Listed records

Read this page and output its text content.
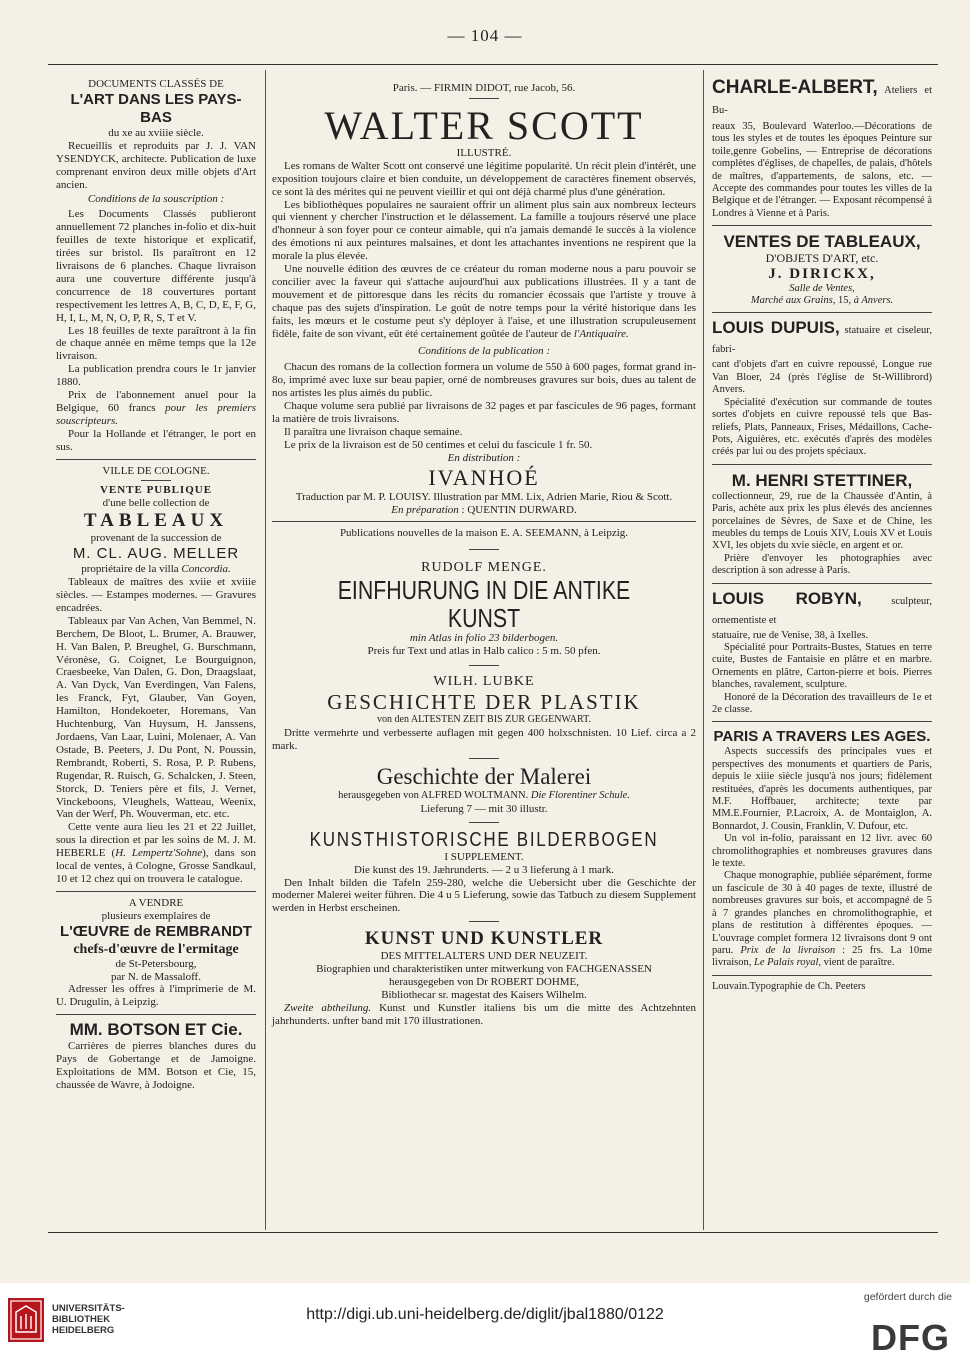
— 104 —

DOCUMENTS CLASSÉS DE

L'ART DANS LES PAYS-BAS

du xe au xviiie siècle.

Recueillis et reproduits par J. J. VAN YSENDYCK, architecte. Publication de luxe comprenant environ deux mille objets d'Art ancien.

Conditions de la souscription :

Les Documents Classés publieront annuellement 72 planches in-folio et dix-huit feuilles de texte historique et explicatif, tirées sur bristol. Ils paraîtront en 12 livraisons de 6 planches. Chaque livraison aura une couverture différente jusqu'à concurrence de 18 couvertures portant respectivement les lettres A, B, C, D, E, F, G, H, I, L, M, N, O, P, R, S, T et V.

Les 18 feuilles de texte paraîtront à la fin de chaque année en même temps que la 12e livraison.

La publication prendra cours le 1r janvier 1880.

Prix de l'abonnement anuel pour la Belgique, 60 francs pour les premiers souscripteurs.

Pour la Hollande et l'étranger, le port en sus.

VILLE DE COLOGNE.

VENTE PUBLIQUE

d'une belle collection de

TABLEAUX

provenant de la succession de

M. CL. AUG. MELLER

propriétaire de la villa Concordia.

Tableaux de maîtres des xviie et xviiie siècles. — Estampes modernes. — Gravures encadrées.

Tableaux par Van Achen, Van Bemmel, N. Berchem, De Bloot, L. Brumer, A. Brauwer, H. Van Balen, P. Breughel, G. Burschmann, Véronèse, G. Coignet, Le Bourguignon, Craesbeeke, Van Dalen, G. Don, Draagslaat, A. Van Dyck, Van Everdingen, Van Falens, les Franck, Fyt, Glauber, Van Goyen, Hamilton, Hondekoeter, Horemans, Van Huchtenburg, Van Huysum, H. Janssens, Jordaens, Van Laar, Luini, Molenaer, A. Van Ostade, B. Peeters, J. Du Pont, N. Poussin, Rembrandt, Roberti, S. Rosa, P. P. Rubens, Rugendar, R. Ruisch, G. Schalcken, J. Steen, Storck, D. Teniers père et fils, J. Vernet, Vinckeboons, Vleughels, Watteau, Weenix, Van der Werf, Ph. Wouverman, etc. etc.

Cette vente aura lieu les 21 et 22 Juillet, sous la direction et par les soins de M. J. M. HEBERLE (H. Lempertz'Sohne), dans son local de ventes, à Cologne, Grosse Sandkaul, 10 et 12 chez qui on trouvera le catalogue.

A VENDRE

plusieurs exemplaires de

L'ŒUVRE de REMBRANDT

chefs-d'œuvre de l'ermitage

de St-Petersbourg,

par N. de Massaloff.

Adresser les offres à l'imprimerie de M. U. Drugulin, à Leipzig.

MM. BOTSON ET Cie.

Carrières de pierres blanches dures du Pays de Gobertange et de Jamoigne. Exploitations de MM. Botson et Cie, 15, chaussée de Wavre, à Jodoigne.

Paris. — FIRMIN DIDOT, rue Jacob, 56.

WALTER SCOTT

ILLUSTRÉ.

Les romans de Walter Scott ont conservé une légitime popularité. Un récit plein d'intérêt, une exposition toujours claire et bien conduite, un développement de caractères finement observés, ce sont là des mérites qui ne peuvent vieillir et qui ont déjà charmé plus d'une génération.

Les bibliothèques populaires ne sauraient offrir un aliment plus sain aux nombreux lecteurs qui viennent y chercher l'instruction et le délassement. La famille a toujours réservé une place d'honneur à son foyer pour ce conteur aimable, qui n'a jamais demandé le succès à la violence des émotions ni aux peintures malsaines, et dont les attachantes inventions ne respirent que la morale la plus élevée.

Une nouvelle édition des œuvres de ce créateur du roman moderne nous a paru pouvoir se concilier avec la faveur qui s'attache aujourd'hui aux publications illustrées. Il y a tant de mouvement et de pittoresque dans les récits du romancier écossais que l'artiste y trouve à chaque pas des sujets d'inspiration. Le goût de notre temps pour la vérité historique dans les faits, les mœurs et le costume peut s'y déployer à l'aise, et une illustration scrupuleusement fidèle, faite de son vivant, eût été certainement goûtée de l'auteur de l'Antiquaire.

Conditions de la publication :

Chacun des romans de la collection formera un volume de 550 à 600 pages, format grand in-8o, imprimé avec luxe sur beau papier, orné de nombreuses gravures sur bois, dues au talent de nos artistes les plus aimés du public.

Chaque volume sera publié par livraisons de 32 pages et par fascicules de 96 pages, formant la matière de trois livraisons.

Il paraîtra une livraison chaque semaine.

Le prix de la livraison est de 50 centimes et celui du fascicule 1 fr. 50.

En distribution :

IVANHOÉ

Traduction par M. P. LOUISY. Illustration par MM. Lix, Adrien Marie, Riou & Scott.

En préparation : QUENTIN DURWARD.

Publications nouvelles de la maison E. A. SEEMANN, à Leipzig.

RUDOLF MENGE.

EINFHURUNG IN DIE ANTIKE KUNST

min Atlas in folio 23 bilderbogen.

Preis fur Text und atlas in Halb calico : 5 m. 50 pfen.

WILH. LUBKE

GESCHICHTE DER PLASTIK

von den ALTESTEN ZEIT BIS ZUR GEGENWART.

Dritte vermehrte und verbesserte auflagen mit gegen 400 holxschnisten. 10 Lief. circa a 2 mark.

Geschichte der Malerei

herausgegeben von ALFRED WOLTMANN. Die Florentiner Schule.

Lieferung 7 — mit 30 illustr.

KUNSTHISTORISCHE BILDERBOGEN

I SUPPLEMENT.

Die kunst des 19. Jæhrunderts. — 2 u 3 lieferung à 1 mark.

Den Inhalt bilden die Tafeln 259-280, welche die Uebersicht uber die Geschichte der moderner Malerei weiter führen. Die 4 u 5 Lieferung, sowie das Tatbuch zu diesem Supplement werden in Herbst erscheinen.

KUNST UND KUNSTLER

DES MITTELALTERS UND DER NEUZEIT.

Biographien und charakteristiken unter mitwerkung von FACHGENASSEN

herausgegeben von Dr ROBERT DOHME,

Bibliothecar sr. magestat des Kaisers Wilhelm.

Zweite abtheilung. Kunst und Kunstler italiens bis um die mitte des Achtzehnten jahrhunderts. unfter band mit 170 illustrationen.

CHARLE-ALBERT, Ateliers et Bu-

reaux 35, Boulevard Waterloo.—Décorations de tous les styles et de toutes les époques Peinture sur toile,genre Gobelins, — Entreprise de décorations complètes d'églises, de chapelles, de palais, d'hôtels de maîtres, d'appartements, de salons, etc. — Accepte des commandes pour toutes les villes de la Belgique et de l'étranger. — Exposant récompensé à Londres à Vienne et à Paris.

VENTES DE TABLEAUX,

D'OBJETS D'ART, etc.

J. DIRICKX,

Salle de Ventes,

Marché aux Grains, 15, à Anvers.

LOUIS DUPUIS, statuaire et ciseleur, fabri-

cant d'objets d'art en cuivre repoussé, Longue rue Van Bloer, 24 (près l'église de St-Willibrord) Anvers.

Spécialité d'exécution sur commande de toutes sortes d'objets en cuivre repoussé tels que Bas-reliefs, Plats, Panneaux, Frises, Médaillons, Cache-Pots, Aiguières, etc. exécutés d'après des modèles créés par lui ou des projets spéciaux.

M. HENRI STETTINER,

collectionneur, 29, rue de la Chaussée d'Antin, à Paris, achète aux prix les plus élevés des anciennes porcelaines de Sèvres, de Saxe et de Chine, les meubles du temps de Louis XIV, Louis XV et Louis XVI, les objets du xvie siècle, en argent et or.

Prière d'envoyer les photographies avec description à son adresse à Paris.

LOUIS ROBYN,	sculpteur, ornementiste et

statuaire, rue de Venise, 38, à Ixelles.

Spécialité pour Portraits-Bustes, Statues en terre cuite, Bustes de Fantaisie en plâtre et en marbre. Ornements en plâtre, Carton-pierre et bois. Pierres blanches, ravalement, sculpture.

Honoré de la Décoration des travailleurs de 1e et 2e classe.

PARIS A TRAVERS LES AGES.

Aspects successifs des principales vues et perspectives des monuments et quartiers de Paris, depuis le xiiie siècle jusqu'à nos jours; fidèlement restituées, d'après les documents authentiques, par M.F. Hoffbauer, architecte; texte par MM.E.Fournier, P.Lacroix, A. de Montaiglon, A. Bonnardot, J. Cousin, Franklin, V. Dufour, etc.

Un vol in-folio, paraissant en 12 livr. avec 60 chromolithographies et nombreuses gravures dans le texte.

Chaque monographie, publiée séparément, forme un fascicule de 30 à 40 pages de texte, illustré de nombreuses gravures sur bois, et accompagné de 5 à 7 grandes planches en chromolithographie, et plans de restitution à différentes époques. — L'ouvrage complet formera 12 livraisons dont 9 ont paru. Prix de la livraison : 25 frs. La 10me livraison, Le Palais royal, vient de paraître.

Louvain.Typographie de Ch. Peeters

UNIVERSITÄTS-
BIBLIOTHEK
HEIDELBERG
http://digi.ub.uni-heidelberg.de/diglit/jbal1880/0122
gefördert durch die
DFG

Objective
Count how many lines of the listing above include "toujours" and report that number alone.

Correct response
2